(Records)
---+---

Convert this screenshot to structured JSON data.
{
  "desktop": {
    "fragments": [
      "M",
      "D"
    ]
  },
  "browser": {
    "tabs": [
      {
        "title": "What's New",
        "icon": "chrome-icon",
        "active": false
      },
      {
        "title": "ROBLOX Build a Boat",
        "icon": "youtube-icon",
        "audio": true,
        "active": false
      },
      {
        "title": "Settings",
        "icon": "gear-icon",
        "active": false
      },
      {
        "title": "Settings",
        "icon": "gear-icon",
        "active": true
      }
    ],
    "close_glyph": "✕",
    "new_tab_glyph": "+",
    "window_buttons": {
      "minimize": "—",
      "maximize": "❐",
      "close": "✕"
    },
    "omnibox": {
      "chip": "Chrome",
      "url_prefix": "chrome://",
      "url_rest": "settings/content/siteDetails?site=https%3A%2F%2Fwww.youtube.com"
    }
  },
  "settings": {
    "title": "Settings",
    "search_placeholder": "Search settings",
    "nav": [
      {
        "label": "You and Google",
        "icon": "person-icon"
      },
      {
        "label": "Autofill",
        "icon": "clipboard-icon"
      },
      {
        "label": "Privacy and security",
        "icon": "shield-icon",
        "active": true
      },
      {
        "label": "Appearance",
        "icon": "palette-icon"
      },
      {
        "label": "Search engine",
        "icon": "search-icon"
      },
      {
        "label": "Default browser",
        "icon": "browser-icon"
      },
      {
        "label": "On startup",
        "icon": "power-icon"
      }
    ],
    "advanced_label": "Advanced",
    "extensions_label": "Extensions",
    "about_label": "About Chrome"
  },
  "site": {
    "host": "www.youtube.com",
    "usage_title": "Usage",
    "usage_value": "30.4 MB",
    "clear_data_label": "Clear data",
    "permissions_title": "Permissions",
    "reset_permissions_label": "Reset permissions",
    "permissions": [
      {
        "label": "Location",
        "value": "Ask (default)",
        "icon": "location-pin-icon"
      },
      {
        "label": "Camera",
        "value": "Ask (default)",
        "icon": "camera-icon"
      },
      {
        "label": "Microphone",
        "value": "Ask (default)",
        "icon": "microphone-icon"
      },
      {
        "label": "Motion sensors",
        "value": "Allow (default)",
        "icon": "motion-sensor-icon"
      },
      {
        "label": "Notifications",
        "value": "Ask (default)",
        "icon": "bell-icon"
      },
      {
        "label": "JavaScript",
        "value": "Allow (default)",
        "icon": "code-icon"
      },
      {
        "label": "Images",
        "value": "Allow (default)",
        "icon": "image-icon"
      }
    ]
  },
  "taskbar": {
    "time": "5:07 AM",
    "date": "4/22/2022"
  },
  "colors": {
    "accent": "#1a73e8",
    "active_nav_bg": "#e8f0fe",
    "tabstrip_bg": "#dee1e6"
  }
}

---+---

From the records above, pick out and copy each line holding the word "browser".

  "browser": {
        "label": "Default browser",
        "icon": "browser-icon"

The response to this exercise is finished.